▶ [RECORDS SHOWN]:
—————
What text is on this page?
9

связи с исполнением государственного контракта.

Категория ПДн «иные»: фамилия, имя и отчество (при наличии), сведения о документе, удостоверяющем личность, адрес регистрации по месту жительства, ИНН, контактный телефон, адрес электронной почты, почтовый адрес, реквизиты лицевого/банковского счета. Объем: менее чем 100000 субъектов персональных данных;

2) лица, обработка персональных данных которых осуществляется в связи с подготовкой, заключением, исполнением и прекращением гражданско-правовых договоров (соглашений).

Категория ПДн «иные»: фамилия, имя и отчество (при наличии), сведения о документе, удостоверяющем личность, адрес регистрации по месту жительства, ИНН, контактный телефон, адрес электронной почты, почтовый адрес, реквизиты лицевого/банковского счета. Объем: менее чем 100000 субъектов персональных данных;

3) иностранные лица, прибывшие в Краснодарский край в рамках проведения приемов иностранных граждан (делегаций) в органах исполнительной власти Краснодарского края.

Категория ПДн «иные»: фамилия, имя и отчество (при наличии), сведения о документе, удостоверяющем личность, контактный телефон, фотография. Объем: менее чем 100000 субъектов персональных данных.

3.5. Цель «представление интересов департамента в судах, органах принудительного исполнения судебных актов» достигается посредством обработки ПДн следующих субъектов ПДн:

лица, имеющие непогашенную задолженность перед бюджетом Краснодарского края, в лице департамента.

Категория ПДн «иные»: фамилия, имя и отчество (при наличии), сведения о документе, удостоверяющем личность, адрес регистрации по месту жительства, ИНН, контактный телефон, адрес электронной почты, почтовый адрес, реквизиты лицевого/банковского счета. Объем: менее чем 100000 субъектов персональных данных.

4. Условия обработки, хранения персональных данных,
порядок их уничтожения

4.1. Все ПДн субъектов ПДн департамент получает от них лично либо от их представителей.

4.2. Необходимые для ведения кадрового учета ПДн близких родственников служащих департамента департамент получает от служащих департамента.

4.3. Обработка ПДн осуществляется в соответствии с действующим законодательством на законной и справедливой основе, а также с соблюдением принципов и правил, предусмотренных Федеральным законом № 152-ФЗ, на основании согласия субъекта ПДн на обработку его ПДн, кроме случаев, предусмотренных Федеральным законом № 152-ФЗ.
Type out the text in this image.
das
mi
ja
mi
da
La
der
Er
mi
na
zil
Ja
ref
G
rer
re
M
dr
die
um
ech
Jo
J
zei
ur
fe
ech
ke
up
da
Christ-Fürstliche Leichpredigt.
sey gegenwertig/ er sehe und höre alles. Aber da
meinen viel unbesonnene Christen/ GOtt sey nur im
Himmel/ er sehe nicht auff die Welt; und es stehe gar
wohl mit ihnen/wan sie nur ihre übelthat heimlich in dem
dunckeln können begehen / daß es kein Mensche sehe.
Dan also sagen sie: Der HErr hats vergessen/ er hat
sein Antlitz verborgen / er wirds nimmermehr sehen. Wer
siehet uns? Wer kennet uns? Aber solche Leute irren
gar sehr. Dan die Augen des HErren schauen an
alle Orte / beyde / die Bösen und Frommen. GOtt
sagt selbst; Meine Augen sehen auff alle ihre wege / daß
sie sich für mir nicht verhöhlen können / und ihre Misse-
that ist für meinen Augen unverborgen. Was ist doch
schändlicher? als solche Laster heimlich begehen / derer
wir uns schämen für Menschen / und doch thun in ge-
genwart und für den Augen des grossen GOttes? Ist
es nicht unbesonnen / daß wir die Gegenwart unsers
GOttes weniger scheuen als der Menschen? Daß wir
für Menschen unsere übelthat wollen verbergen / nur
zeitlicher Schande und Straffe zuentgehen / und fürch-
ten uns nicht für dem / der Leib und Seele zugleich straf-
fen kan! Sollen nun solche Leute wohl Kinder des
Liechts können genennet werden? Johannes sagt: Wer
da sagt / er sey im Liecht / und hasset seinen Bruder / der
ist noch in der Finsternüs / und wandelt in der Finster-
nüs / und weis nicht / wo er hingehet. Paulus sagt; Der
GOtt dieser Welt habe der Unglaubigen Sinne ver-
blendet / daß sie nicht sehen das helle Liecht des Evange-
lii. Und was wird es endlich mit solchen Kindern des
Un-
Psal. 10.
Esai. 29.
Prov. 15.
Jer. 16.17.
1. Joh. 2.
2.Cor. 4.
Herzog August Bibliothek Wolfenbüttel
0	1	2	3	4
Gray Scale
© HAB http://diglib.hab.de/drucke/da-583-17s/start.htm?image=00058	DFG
—————
Provide all the records again, word for word.

▶ [TASK ANSWER]:
What text is on this page?
9

связи с исполнением государственного контракта.

Категория ПДн «иные»: фамилия, имя и отчество (при наличии), сведения о документе, удостоверяющем личность, адрес регистрации по месту жительства, ИНН, контактный телефон, адрес электронной почты, почтовый адрес, реквизиты лицевого/банковского счета. Объем: менее чем 100000 субъектов персональных данных;

2) лица, обработка персональных данных которых осуществляется в связи с подготовкой, заключением, исполнением и прекращением гражданско-правовых договоров (соглашений).

Категория ПДн «иные»: фамилия, имя и отчество (при наличии), сведения о документе, удостоверяющем личность, адрес регистрации по месту жительства, ИНН, контактный телефон, адрес электронной почты, почтовый адрес, реквизиты лицевого/банковского счета. Объем: менее чем 100000 субъектов персональных данных;

3) иностранные лица, прибывшие в Краснодарский край в рамках проведения приемов иностранных граждан (делегаций) в органах исполнительной власти Краснодарского края.

Категория ПДн «иные»: фамилия, имя и отчество (при наличии), сведения о документе, удостоверяющем личность, контактный телефон, фотография. Объем: менее чем 100000 субъектов персональных данных.

3.5. Цель «представление интересов департамента в судах, органах принудительного исполнения судебных актов» достигается посредством обработки ПДн следующих субъектов ПДн:

лица, имеющие непогашенную задолженность перед бюджетом Краснодарского края, в лице департамента.

Категория ПДн «иные»: фамилия, имя и отчество (при наличии), сведения о документе, удостоверяющем личность, адрес регистрации по месту жительства, ИНН, контактный телефон, адрес электронной почты, почтовый адрес, реквизиты лицевого/банковского счета. Объем: менее чем 100000 субъектов персональных данных.

4. Условия обработки, хранения персональных данных,
порядок их уничтожения

4.1. Все ПДн субъектов ПДн департамент получает от них лично либо от их представителей.

4.2. Необходимые для ведения кадрового учета ПДн близких родственников служащих департамента департамент получает от служащих департамента.

4.3. Обработка ПДн осуществляется в соответствии с действующим законодательством на законной и справедливой основе, а также с соблюдением принципов и правил, предусмотренных Федеральным законом № 152-ФЗ, на основании согласия субъекта ПДн на обработку его ПДн, кроме случаев, предусмотренных Федеральным законом № 152-ФЗ.
Type out the text in this image.
das
mi
ja
mi
da
La
der
Er
mi
na
zil
Ja
ref
G
rer
re
M
dr
die
um
ech
Jo
J
zei
ur
fe
ech
ke
up
da
Christ-Fürstliche Leichpredigt.
sey gegenwertig/ er sehe und höre alles. Aber da
meinen viel unbesonnene Christen/ GOtt sey nur im
Himmel/ er sehe nicht auff die Welt; und es stehe gar
wohl mit ihnen/wan sie nur ihre übelthat heimlich in dem
dunckeln können begehen / daß es kein Mensche sehe.
Dan also sagen sie: Der HErr hats vergessen/ er hat
sein Antlitz verborgen / er wirds nimmermehr sehen. Wer
siehet uns? Wer kennet uns? Aber solche Leute irren
gar sehr. Dan die Augen des HErren schauen an
alle Orte / beyde / die Bösen und Frommen. GOtt
sagt selbst; Meine Augen sehen auff alle ihre wege / daß
sie sich für mir nicht verhöhlen können / und ihre Misse-
that ist für meinen Augen unverborgen. Was ist doch
schändlicher? als solche Laster heimlich begehen / derer
wir uns schämen für Menschen / und doch thun in ge-
genwart und für den Augen des grossen GOttes? Ist
es nicht unbesonnen / daß wir die Gegenwart unsers
GOttes weniger scheuen als der Menschen? Daß wir
für Menschen unsere übelthat wollen verbergen / nur
zeitlicher Schande und Straffe zuentgehen / und fürch-
ten uns nicht für dem / der Leib und Seele zugleich straf-
fen kan! Sollen nun solche Leute wohl Kinder des
Liechts können genennet werden? Johannes sagt: Wer
da sagt / er sey im Liecht / und hasset seinen Bruder / der
ist noch in der Finsternüs / und wandelt in der Finster-
nüs / und weis nicht / wo er hingehet. Paulus sagt; Der
GOtt dieser Welt habe der Unglaubigen Sinne ver-
blendet / daß sie nicht sehen das helle Liecht des Evange-
lii. Und was wird es endlich mit solchen Kindern des
Un-
Psal. 10.
Esai. 29.
Prov. 15.
Jer. 16.17.
1. Joh. 2.
2.Cor. 4.
Herzog August Bibliothek Wolfenbüttel
0	1	2	3	4
Gray Scale
© HAB http://diglib.hab.de/drucke/da-583-17s/start.htm?image=00058	DFG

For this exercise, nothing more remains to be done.